• [THE PROBLEM]:
Please transcribe the data that follows without the pictures, keeping every word the same.

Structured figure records
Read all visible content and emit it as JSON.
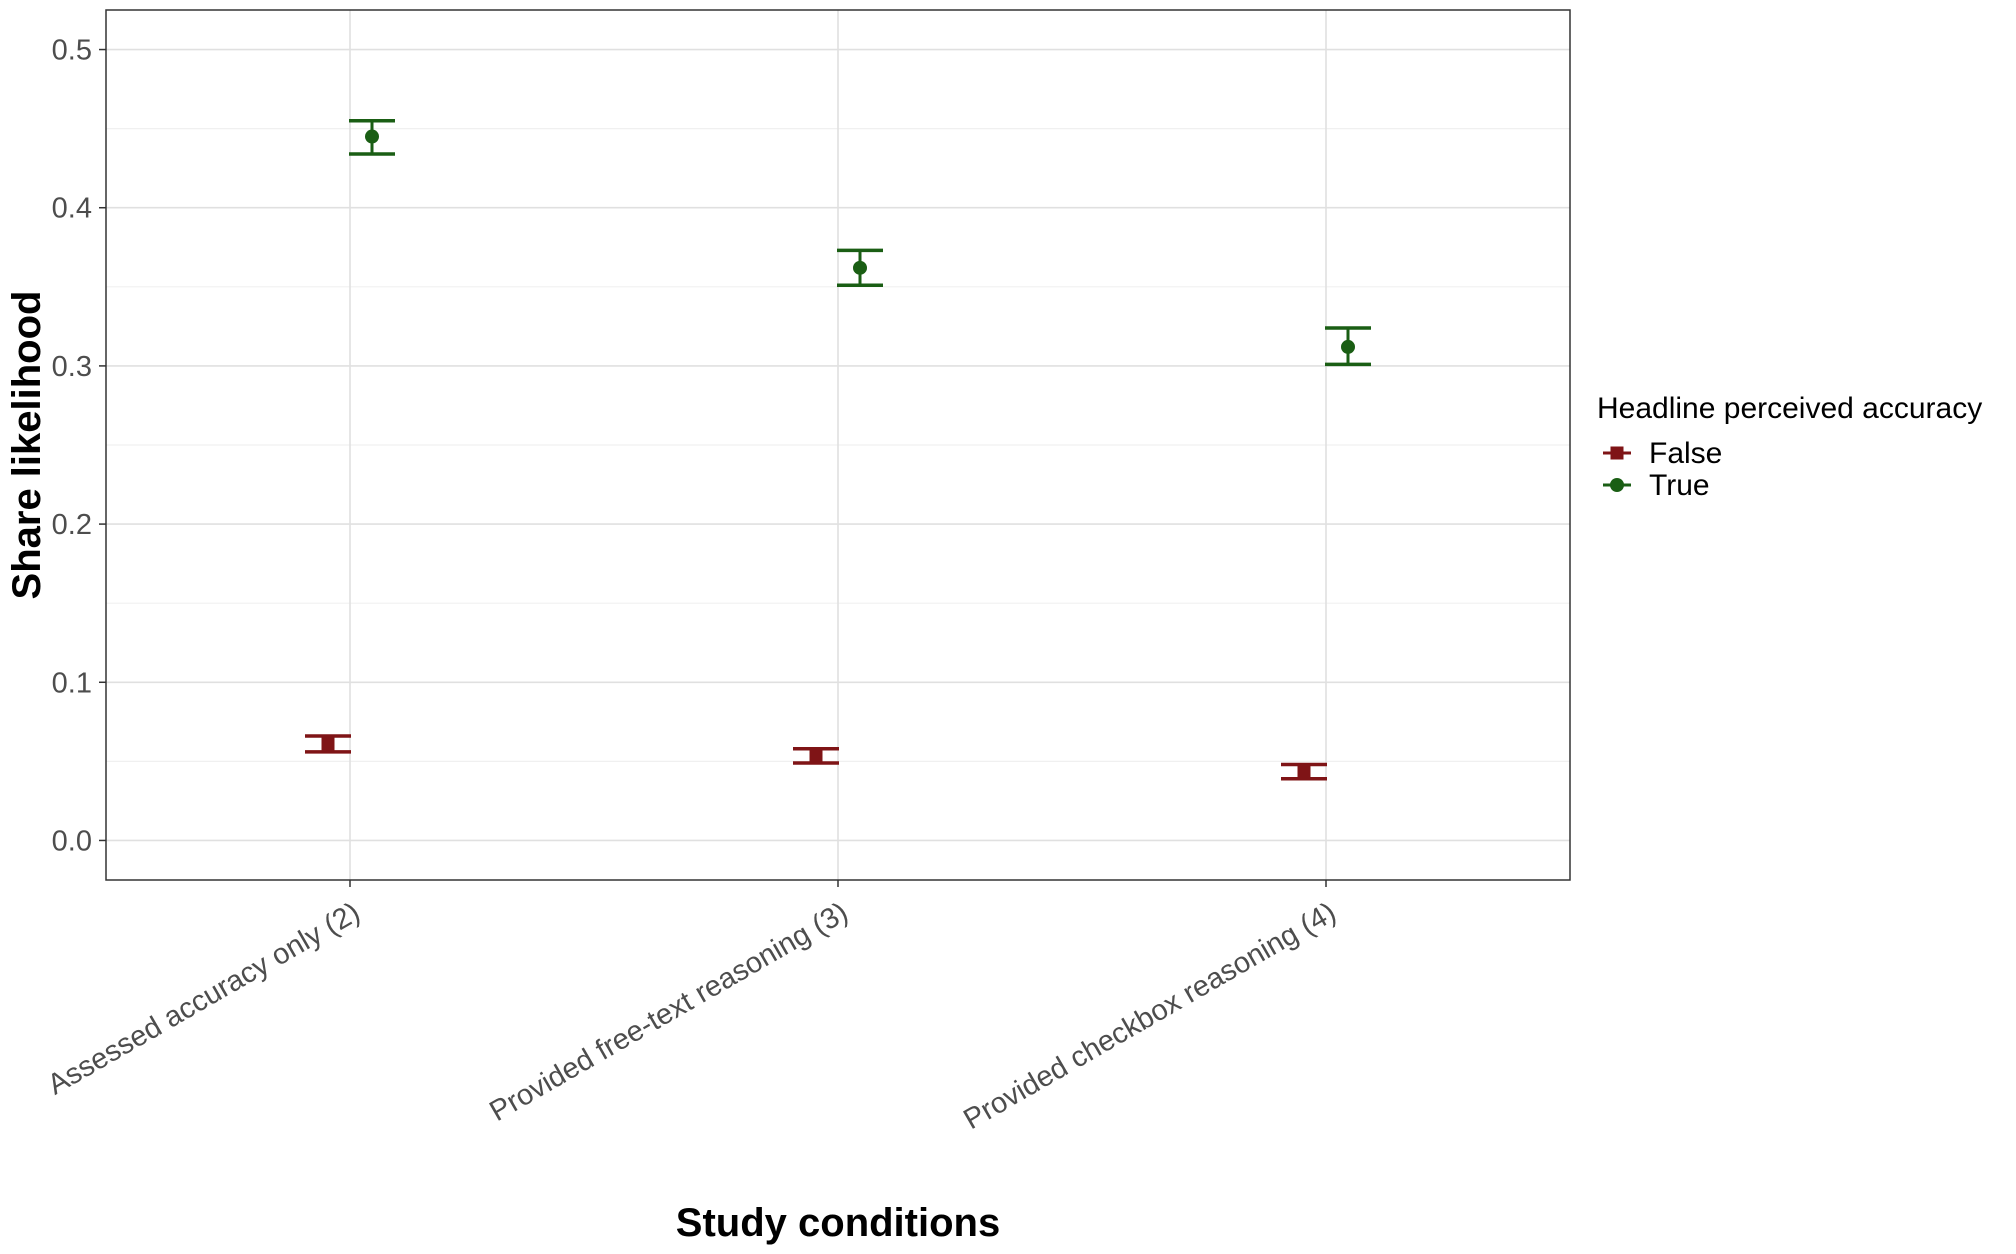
{
  "chart_data": {
    "type": "scatter",
    "xlabel": "Study conditions",
    "ylabel": "Share likelihood",
    "categories": [
      "Assessed accuracy only (2)",
      "Provided free-text reasoning (3)",
      "Provided checkbox reasoning (4)"
    ],
    "ylim": [
      -0.025,
      0.525
    ],
    "yticks": [
      "0.0",
      "0.1",
      "0.2",
      "0.3",
      "0.4",
      "0.5"
    ],
    "grid": true,
    "legend": {
      "title": "Headline perceived accuracy",
      "position": "right"
    },
    "series": [
      {
        "name": "False",
        "color": "#7f1416",
        "marker": "square",
        "values": [
          0.061,
          0.054,
          0.043
        ],
        "lower": [
          0.056,
          0.049,
          0.039
        ],
        "upper": [
          0.066,
          0.058,
          0.048
        ]
      },
      {
        "name": "True",
        "color": "#1a5e14",
        "marker": "circle",
        "values": [
          0.445,
          0.362,
          0.312
        ],
        "lower": [
          0.434,
          0.351,
          0.301
        ],
        "upper": [
          0.455,
          0.373,
          0.324
        ]
      }
    ]
  }
}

• [EXERCISE RESPONSE]:
Read all visible content and emit it as JSON.
{
  "chart_data": {
    "type": "scatter",
    "xlabel": "Study conditions",
    "ylabel": "Share likelihood",
    "categories": [
      "Assessed accuracy only (2)",
      "Provided free-text reasoning (3)",
      "Provided checkbox reasoning (4)"
    ],
    "ylim": [
      -0.025,
      0.525
    ],
    "yticks": [
      "0.0",
      "0.1",
      "0.2",
      "0.3",
      "0.4",
      "0.5"
    ],
    "grid": true,
    "legend": {
      "title": "Headline perceived accuracy",
      "position": "right"
    },
    "series": [
      {
        "name": "False",
        "color": "#7f1416",
        "marker": "square",
        "values": [
          0.061,
          0.054,
          0.043
        ],
        "lower": [
          0.056,
          0.049,
          0.039
        ],
        "upper": [
          0.066,
          0.058,
          0.048
        ]
      },
      {
        "name": "True",
        "color": "#1a5e14",
        "marker": "circle",
        "values": [
          0.445,
          0.362,
          0.312
        ],
        "lower": [
          0.434,
          0.351,
          0.301
        ],
        "upper": [
          0.455,
          0.373,
          0.324
        ]
      }
    ]
  }
}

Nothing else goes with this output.